*Task goal:* Copy every line of the items below word for word, leaving out the pictures.
======== Information given
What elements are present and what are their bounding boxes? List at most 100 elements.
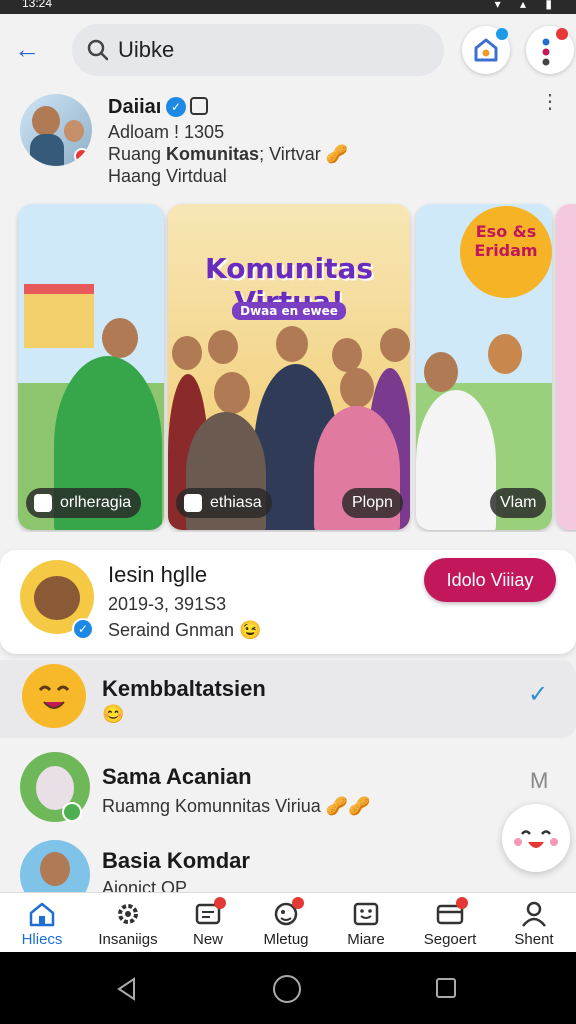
avatar-face <box>40 852 70 886</box>
news-icon <box>194 897 226 927</box>
status-icons: ▾ ▴ ▮ <box>494 0 560 11</box>
avatar-face <box>64 120 84 142</box>
nav-insights[interactable]: Insaniigs <box>92 901 164 948</box>
join-button[interactable]: Idolo Viiiay <box>424 558 556 602</box>
home-circle-icon[interactable] <box>272 974 302 1004</box>
live-badge <box>74 148 90 164</box>
nav-profile[interactable]: Shent <box>498 901 570 948</box>
nav-label: Miare <box>347 931 385 948</box>
system-nav-bar <box>0 952 576 1024</box>
notification-dot <box>496 28 508 40</box>
list-item[interactable]: Sama Acanian Ruamng Komunnitas Viriua 🥜🥜… <box>0 746 576 830</box>
frame-icon <box>353 902 379 926</box>
person-head <box>276 326 308 362</box>
smiley-icon <box>38 685 70 709</box>
nav-home[interactable]: Hliecs <box>6 901 78 948</box>
verified-icon: ✓ <box>166 97 186 117</box>
person-head <box>172 336 202 370</box>
caption-text: Plopn <box>352 494 393 511</box>
menu-button[interactable] <box>526 26 574 74</box>
search-field[interactable]: Uibke <box>72 24 444 76</box>
search-icon <box>87 39 109 61</box>
nav-new[interactable]: New <box>172 897 244 948</box>
emoji-fab[interactable] <box>502 804 570 872</box>
back-triangle-icon[interactable] <box>114 976 140 1002</box>
nav-segoert[interactable]: Segoert <box>414 897 486 948</box>
nav-badge <box>456 897 468 909</box>
camera-icon <box>190 97 208 115</box>
person-head <box>102 318 138 358</box>
nav-meeting[interactable]: Mletug <box>250 897 322 948</box>
top-bar: ← Uibke <box>0 14 576 88</box>
story-background <box>556 204 576 530</box>
story-carousel[interactable]: orlheragia Komunitas Virtua! Dwaa en ewe… <box>0 202 576 532</box>
list-title: Sama Acanian <box>102 764 252 789</box>
nav-label: Segoert <box>423 931 477 948</box>
list-title: Basia Komdar <box>102 848 250 873</box>
nav-label: Insaniigs <box>98 931 158 948</box>
caption-text: Vlam <box>500 494 537 511</box>
emoji-avatar <box>22 664 86 728</box>
list-avatar <box>20 840 90 892</box>
profile-community: Ruang Komunitas; Virtvar 🥜 <box>108 144 348 165</box>
featured-title: Iesin hglle <box>108 562 208 587</box>
trailing-label: M <box>530 768 549 793</box>
search-input[interactable]: Uibke <box>118 37 174 63</box>
verified-icon: ✓ <box>72 618 94 640</box>
story-card[interactable]: Eso &s Eridam Vlam <box>416 204 552 530</box>
meeting-icon <box>272 897 304 927</box>
community-bold: Komunitas <box>166 144 260 164</box>
community-home-button[interactable] <box>462 26 510 74</box>
list-title: Kembbaltatsien <box>102 676 266 701</box>
caption-text: orlheragia <box>60 494 132 511</box>
list-item[interactable]: Kembbaltatsien 😊 ✓ <box>0 660 576 738</box>
person-shirt <box>416 390 496 530</box>
profile-stat: Adloam ! 1305 <box>108 122 225 142</box>
list-subtitle: 😊 <box>102 704 125 724</box>
avatar-body <box>30 134 64 166</box>
story-caption: ethiasa <box>176 488 272 518</box>
list-subtitle: Ruamng Komunnitas Viriua 🥜🥜 <box>102 796 371 816</box>
caption-text: ethiasa <box>210 494 262 511</box>
community-prefix: Ruang <box>108 144 167 164</box>
nav-label: Shent <box>514 931 554 948</box>
featured-meta: 2019-3, 391S3 <box>108 594 227 614</box>
story-card[interactable]: orlheragia <box>18 204 164 530</box>
story-caption: orlheragia <box>26 488 142 518</box>
back-button[interactable]: ← <box>14 34 46 66</box>
story-card[interactable]: Komunitas Virtua! Dwaa en ewee ethiasa P… <box>168 204 410 530</box>
gear-icon <box>118 904 138 924</box>
person-head <box>380 328 410 362</box>
notification-dot <box>556 28 568 40</box>
nav-label: Mletug <box>263 931 309 948</box>
nav-badge <box>214 897 226 909</box>
profile-header: Daiiaı ✓ Adloam ! 1305 Ruang Komunitas; … <box>0 88 576 196</box>
person-icon <box>522 901 546 927</box>
caption-icon <box>184 494 202 512</box>
profile-more-button[interactable]: ⋮ <box>540 92 560 122</box>
story-caption: Vlam <box>490 488 547 518</box>
nav-label: New <box>192 931 223 948</box>
profile-subtitle: Haang Virtdual <box>108 166 227 186</box>
status-time: 13:24 <box>22 0 53 10</box>
nav-badge <box>292 897 304 909</box>
nav-frame[interactable]: Miare <box>330 901 402 948</box>
story-card[interactable] <box>556 204 576 530</box>
recents-square-icon[interactable] <box>434 976 458 1000</box>
community-suffix: ; Virtvar 🥜 <box>259 144 349 164</box>
balloon-text: Eso &s Eridam <box>474 222 538 260</box>
list-subtitle: Aionict OP <box>102 878 188 892</box>
profile-name: Daiiaı <box>108 96 162 118</box>
bear-face-icon <box>34 576 80 620</box>
happy-face-icon <box>514 830 558 848</box>
home-icon <box>29 902 55 927</box>
featured-subtitle: Seraind Gnman 😉 <box>108 620 262 640</box>
featured-community-card[interactable]: ✓ Iesin hglle 2019-3, 391S3 Seraind Gnma… <box>0 550 576 654</box>
profile-avatar[interactable] <box>20 94 92 166</box>
list-item[interactable]: Basia Komdar Aionict OP <box>0 836 576 892</box>
avatar-face <box>32 106 60 136</box>
bottom-nav: Hliecs Insaniigs New Mletug Miare Segoer… <box>0 892 576 952</box>
nav-label: Hliecs <box>21 931 63 948</box>
banner-subtitle: Dwaa en ewee <box>168 302 410 320</box>
card-icon <box>436 897 468 927</box>
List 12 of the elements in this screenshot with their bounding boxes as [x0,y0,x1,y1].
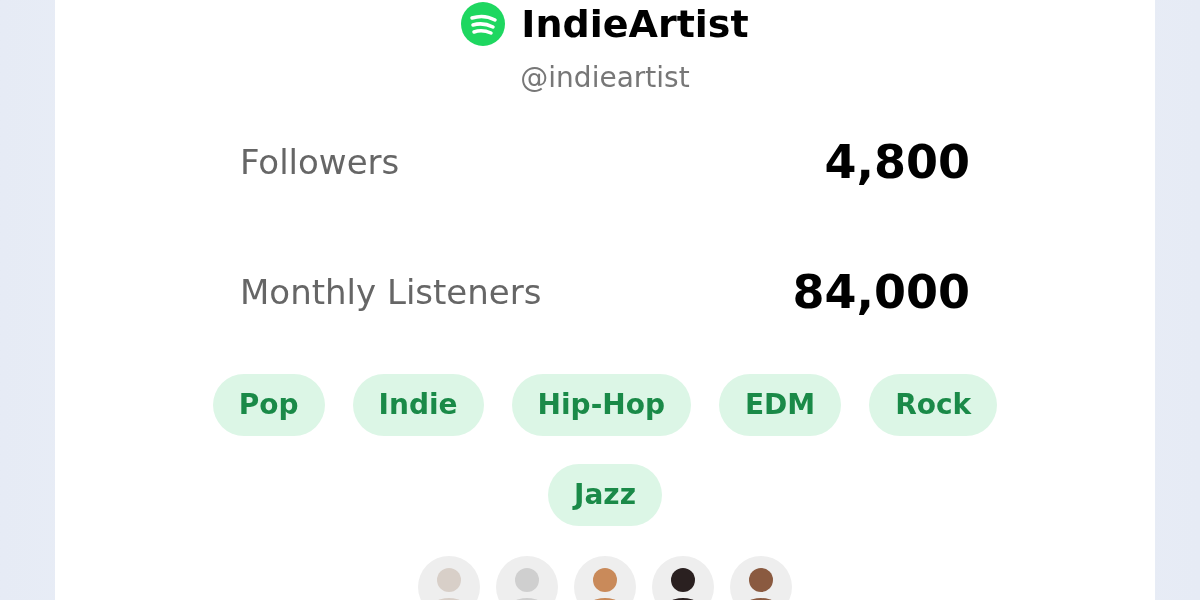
================
*Correct output:*
What elements are present and what are their bounding boxes? List at most 100 elements.
avatar-face <box>40 852 70 886</box>
news-icon <box>194 897 226 927</box>
status-icons: ▾ ▴ ▮ <box>494 0 560 11</box>
avatar-face <box>64 120 84 142</box>
nav-insights[interactable]: Insaniigs <box>92 901 164 948</box>
join-button[interactable]: Idolo Viiiay <box>424 558 556 602</box>
home-circle-icon[interactable] <box>272 974 302 1004</box>
live-badge <box>74 148 90 164</box>
nav-profile[interactable]: Shent <box>498 901 570 948</box>
nav-label: Miare <box>347 931 385 948</box>
system-nav-bar <box>0 952 576 1024</box>
notification-dot <box>496 28 508 40</box>
list-item[interactable]: Sama Acanian Ruamng Komunnitas Viriua 🥜🥜… <box>0 746 576 830</box>
frame-icon <box>353 902 379 926</box>
person-head <box>276 326 308 362</box>
smiley-icon <box>38 685 70 709</box>
nav-home[interactable]: Hliecs <box>6 901 78 948</box>
verified-icon: ✓ <box>166 97 186 117</box>
person-head <box>172 336 202 370</box>
caption-text: Plopn <box>352 494 393 511</box>
menu-button[interactable] <box>526 26 574 74</box>
search-field[interactable]: Uibke <box>72 24 444 76</box>
search-icon <box>87 39 109 61</box>
nav-new[interactable]: New <box>172 897 244 948</box>
emoji-fab[interactable] <box>502 804 570 872</box>
back-triangle-icon[interactable] <box>114 976 140 1002</box>
nav-segoert[interactable]: Segoert <box>414 897 486 948</box>
nav-badge <box>456 897 468 909</box>
camera-icon <box>190 97 208 115</box>
person-head <box>102 318 138 358</box>
nav-meeting[interactable]: Mletug <box>250 897 322 948</box>
top-bar: ← Uibke <box>0 14 576 88</box>
story-background <box>556 204 576 530</box>
story-carousel[interactable]: orlheragia Komunitas Virtua! Dwaa en ewe… <box>0 202 576 532</box>
list-title: Sama Acanian <box>102 764 252 789</box>
nav-label: Segoert <box>423 931 477 948</box>
list-title: Basia Komdar <box>102 848 250 873</box>
nav-label: Insaniigs <box>98 931 158 948</box>
caption-text: Vlam <box>500 494 537 511</box>
emoji-avatar <box>22 664 86 728</box>
list-avatar <box>20 840 90 892</box>
profile-community: Ruang Komunitas; Virtvar 🥜 <box>108 144 348 165</box>
featured-title: Iesin hglle <box>108 562 208 587</box>
trailing-label: M <box>530 768 549 793</box>
search-input[interactable]: Uibke <box>118 37 174 63</box>
verified-icon: ✓ <box>72 618 94 640</box>
story-card[interactable]: Eso &s Eridam Vlam <box>416 204 552 530</box>
meeting-icon <box>272 897 304 927</box>
community-bold: Komunitas <box>166 144 260 164</box>
community-home-button[interactable] <box>462 26 510 74</box>
list-title: Kembbaltatsien <box>102 676 266 701</box>
caption-text: orlheragia <box>60 494 132 511</box>
list-item[interactable]: Kembbaltatsien 😊 ✓ <box>0 660 576 738</box>
person-shirt <box>416 390 496 530</box>
profile-stat: Adloam ! 1305 <box>108 122 225 142</box>
list-subtitle: 😊 <box>102 704 125 724</box>
avatar-body <box>30 134 64 166</box>
story-caption: ethiasa <box>176 488 272 518</box>
list-subtitle: Ruamng Komunnitas Viriua 🥜🥜 <box>102 796 371 816</box>
caption-text: ethiasa <box>210 494 262 511</box>
community-prefix: Ruang <box>108 144 167 164</box>
nav-label: Shent <box>514 931 554 948</box>
featured-meta: 2019-3, 391S3 <box>108 594 227 614</box>
story-card[interactable]: orlheragia <box>18 204 164 530</box>
story-caption: orlheragia <box>26 488 142 518</box>
back-button[interactable]: ← <box>14 34 46 66</box>
story-card[interactable]: Komunitas Virtua! Dwaa en ewee ethiasa P… <box>168 204 410 530</box>
gear-icon <box>118 904 138 924</box>
person-head <box>380 328 410 362</box>
notification-dot <box>556 28 568 40</box>
nav-label: Mletug <box>263 931 309 948</box>
nav-badge <box>214 897 226 909</box>
profile-header: Daiiaı ✓ Adloam ! 1305 Ruang Komunitas; … <box>0 88 576 196</box>
person-icon <box>522 901 546 927</box>
caption-icon <box>184 494 202 512</box>
profile-more-button[interactable]: ⋮ <box>540 92 560 122</box>
story-caption: Vlam <box>490 488 547 518</box>
nav-label: New <box>192 931 223 948</box>
profile-subtitle: Haang Virtdual <box>108 166 227 186</box>
status-time: 13:24 <box>22 0 53 10</box>
nav-badge <box>292 897 304 909</box>
nav-frame[interactable]: Miare <box>330 901 402 948</box>
story-card[interactable] <box>556 204 576 530</box>
recents-square-icon[interactable] <box>434 976 458 1000</box>
community-suffix: ; Virtvar 🥜 <box>259 144 349 164</box>
balloon-text: Eso &s Eridam <box>474 222 538 260</box>
list-subtitle: Aionict OP <box>102 878 188 892</box>
profile-name: Daiiaı <box>108 96 162 118</box>
bear-face-icon <box>34 576 80 620</box>
happy-face-icon <box>514 830 558 848</box>
home-icon <box>29 902 55 927</box>
featured-subtitle: Seraind Gnman 😉 <box>108 620 262 640</box>
featured-community-card[interactable]: ✓ Iesin hglle 2019-3, 391S3 Seraind Gnma… <box>0 550 576 654</box>
profile-avatar[interactable] <box>20 94 92 166</box>
list-item[interactable]: Basia Komdar Aionict OP <box>0 836 576 892</box>
avatar-face <box>32 106 60 136</box>
bottom-nav: Hliecs Insaniigs New Mletug Miare Segoer… <box>0 892 576 952</box>
nav-label: Hliecs <box>21 931 63 948</box>
banner-subtitle: Dwaa en ewee <box>168 302 410 320</box>
card-icon <box>436 897 468 927</box>
List 12 of the elements in this screenshot with their bounding boxes as [x0,y0,x1,y1].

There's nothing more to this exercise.